Task: Find each line with the string "ChemicalStöf" and report it.

Given records:
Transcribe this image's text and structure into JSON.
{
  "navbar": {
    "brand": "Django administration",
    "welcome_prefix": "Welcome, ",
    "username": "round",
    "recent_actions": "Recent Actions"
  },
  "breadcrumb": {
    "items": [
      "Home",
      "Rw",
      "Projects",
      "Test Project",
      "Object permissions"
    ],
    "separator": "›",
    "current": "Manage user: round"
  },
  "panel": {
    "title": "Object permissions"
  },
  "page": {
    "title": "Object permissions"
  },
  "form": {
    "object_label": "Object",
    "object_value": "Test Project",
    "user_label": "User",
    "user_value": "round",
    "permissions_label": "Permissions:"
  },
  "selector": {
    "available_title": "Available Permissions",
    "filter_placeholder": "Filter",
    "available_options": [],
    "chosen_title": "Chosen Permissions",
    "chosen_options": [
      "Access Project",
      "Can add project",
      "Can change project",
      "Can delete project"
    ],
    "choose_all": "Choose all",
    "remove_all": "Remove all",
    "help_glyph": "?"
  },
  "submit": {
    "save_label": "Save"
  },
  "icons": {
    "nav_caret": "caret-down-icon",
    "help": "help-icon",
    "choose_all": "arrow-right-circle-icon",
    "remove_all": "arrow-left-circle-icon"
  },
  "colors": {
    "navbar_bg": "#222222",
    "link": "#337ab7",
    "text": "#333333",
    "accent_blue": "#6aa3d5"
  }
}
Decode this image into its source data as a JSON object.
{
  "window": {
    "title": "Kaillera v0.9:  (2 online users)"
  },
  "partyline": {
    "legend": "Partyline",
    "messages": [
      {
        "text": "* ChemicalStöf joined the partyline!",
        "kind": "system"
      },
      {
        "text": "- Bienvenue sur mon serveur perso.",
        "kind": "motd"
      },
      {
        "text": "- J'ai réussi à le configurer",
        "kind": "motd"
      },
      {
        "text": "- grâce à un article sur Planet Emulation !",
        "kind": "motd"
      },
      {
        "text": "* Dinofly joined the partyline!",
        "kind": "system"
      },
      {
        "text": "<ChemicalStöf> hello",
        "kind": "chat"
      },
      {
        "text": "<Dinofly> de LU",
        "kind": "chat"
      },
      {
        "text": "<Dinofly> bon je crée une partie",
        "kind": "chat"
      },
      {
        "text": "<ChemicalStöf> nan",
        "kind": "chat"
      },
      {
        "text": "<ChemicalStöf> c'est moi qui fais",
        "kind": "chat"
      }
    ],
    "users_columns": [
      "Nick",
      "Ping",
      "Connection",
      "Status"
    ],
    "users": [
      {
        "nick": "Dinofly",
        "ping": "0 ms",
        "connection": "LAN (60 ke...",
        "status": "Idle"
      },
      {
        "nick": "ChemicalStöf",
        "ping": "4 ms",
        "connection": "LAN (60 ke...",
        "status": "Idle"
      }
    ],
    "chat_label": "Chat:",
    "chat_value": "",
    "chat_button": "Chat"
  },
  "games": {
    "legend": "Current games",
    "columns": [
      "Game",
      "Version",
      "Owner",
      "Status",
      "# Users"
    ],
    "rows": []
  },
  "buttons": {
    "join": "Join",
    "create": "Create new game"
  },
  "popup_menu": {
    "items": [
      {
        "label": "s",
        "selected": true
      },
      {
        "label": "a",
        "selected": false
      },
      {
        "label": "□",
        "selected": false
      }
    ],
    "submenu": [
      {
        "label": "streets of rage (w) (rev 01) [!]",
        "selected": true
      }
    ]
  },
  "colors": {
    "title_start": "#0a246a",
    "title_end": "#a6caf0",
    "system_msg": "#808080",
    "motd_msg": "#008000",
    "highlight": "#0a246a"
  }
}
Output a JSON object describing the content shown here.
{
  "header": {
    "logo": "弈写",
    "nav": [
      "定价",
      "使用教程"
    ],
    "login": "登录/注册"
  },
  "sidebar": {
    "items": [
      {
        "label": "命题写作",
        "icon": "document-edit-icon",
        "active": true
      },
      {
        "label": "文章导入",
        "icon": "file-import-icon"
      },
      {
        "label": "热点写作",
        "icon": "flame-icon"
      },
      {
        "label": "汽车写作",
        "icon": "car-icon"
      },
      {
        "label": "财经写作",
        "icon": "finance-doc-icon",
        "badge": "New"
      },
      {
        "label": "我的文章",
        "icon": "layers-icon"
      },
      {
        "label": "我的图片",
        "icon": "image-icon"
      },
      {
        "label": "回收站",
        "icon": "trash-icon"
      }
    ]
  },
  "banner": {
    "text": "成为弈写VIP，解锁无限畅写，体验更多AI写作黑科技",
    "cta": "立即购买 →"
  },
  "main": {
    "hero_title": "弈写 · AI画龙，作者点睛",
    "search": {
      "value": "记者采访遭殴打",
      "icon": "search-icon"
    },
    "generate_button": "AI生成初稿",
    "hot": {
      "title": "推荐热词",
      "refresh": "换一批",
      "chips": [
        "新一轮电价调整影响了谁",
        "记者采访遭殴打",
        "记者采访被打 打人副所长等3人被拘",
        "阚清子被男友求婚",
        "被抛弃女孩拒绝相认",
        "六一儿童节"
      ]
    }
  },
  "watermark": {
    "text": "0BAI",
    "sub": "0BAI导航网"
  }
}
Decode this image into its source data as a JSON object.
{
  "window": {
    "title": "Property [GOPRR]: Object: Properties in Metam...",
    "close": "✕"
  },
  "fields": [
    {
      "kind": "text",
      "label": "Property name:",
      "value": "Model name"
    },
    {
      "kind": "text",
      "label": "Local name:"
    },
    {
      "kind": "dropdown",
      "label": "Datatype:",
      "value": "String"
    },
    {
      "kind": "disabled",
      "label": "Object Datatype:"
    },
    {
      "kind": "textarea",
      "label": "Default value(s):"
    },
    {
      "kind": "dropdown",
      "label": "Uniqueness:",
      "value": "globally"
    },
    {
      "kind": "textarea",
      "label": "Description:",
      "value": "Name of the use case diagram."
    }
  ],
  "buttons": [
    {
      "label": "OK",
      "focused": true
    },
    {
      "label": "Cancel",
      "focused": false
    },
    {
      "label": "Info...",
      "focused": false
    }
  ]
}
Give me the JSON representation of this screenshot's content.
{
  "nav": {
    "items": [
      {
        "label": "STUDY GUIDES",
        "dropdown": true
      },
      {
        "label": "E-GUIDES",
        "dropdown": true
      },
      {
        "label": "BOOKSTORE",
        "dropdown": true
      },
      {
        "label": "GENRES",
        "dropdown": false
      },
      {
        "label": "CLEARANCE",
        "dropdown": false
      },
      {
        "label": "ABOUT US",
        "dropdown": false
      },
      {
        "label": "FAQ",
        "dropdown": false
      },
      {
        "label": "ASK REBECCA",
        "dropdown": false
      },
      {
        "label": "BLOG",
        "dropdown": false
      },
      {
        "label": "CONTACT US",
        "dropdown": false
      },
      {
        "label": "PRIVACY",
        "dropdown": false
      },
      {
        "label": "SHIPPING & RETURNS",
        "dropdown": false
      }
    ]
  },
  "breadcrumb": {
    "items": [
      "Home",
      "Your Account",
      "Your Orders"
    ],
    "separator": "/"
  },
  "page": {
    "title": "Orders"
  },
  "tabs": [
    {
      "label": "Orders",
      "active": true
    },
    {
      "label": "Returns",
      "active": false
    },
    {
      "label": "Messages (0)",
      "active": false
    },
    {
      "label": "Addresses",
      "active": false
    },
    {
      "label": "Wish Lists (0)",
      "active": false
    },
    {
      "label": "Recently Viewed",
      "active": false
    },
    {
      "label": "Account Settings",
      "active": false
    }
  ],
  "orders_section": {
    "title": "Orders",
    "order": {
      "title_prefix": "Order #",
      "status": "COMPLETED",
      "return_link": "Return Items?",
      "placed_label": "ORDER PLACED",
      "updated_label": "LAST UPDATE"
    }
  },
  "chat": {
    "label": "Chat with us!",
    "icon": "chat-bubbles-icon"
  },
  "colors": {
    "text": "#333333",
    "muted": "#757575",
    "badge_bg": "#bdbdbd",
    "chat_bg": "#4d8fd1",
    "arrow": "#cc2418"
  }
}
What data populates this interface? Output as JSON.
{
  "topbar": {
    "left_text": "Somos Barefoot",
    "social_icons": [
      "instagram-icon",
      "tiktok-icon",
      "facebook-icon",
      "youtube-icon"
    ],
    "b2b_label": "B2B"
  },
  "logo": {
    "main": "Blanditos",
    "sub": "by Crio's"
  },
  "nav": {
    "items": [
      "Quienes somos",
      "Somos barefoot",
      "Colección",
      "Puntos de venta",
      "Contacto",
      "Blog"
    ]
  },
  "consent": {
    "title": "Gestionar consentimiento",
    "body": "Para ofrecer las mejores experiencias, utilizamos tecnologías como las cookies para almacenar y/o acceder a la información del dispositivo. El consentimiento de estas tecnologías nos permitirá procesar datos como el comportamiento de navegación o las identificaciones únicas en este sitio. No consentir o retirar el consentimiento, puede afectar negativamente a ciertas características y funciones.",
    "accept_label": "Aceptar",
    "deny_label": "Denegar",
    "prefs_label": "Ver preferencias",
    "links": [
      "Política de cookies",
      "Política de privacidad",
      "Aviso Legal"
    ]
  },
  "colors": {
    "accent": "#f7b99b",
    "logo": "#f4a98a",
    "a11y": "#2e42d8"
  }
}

Solution to this task:
        "text": "* ChemicalStöf joined the partyline!",
        "text": "<ChemicalStöf> hello",
        "text": "<ChemicalStöf> nan",
        "text": "<ChemicalStöf> c'est moi qui fais",
        "nick": "ChemicalStöf",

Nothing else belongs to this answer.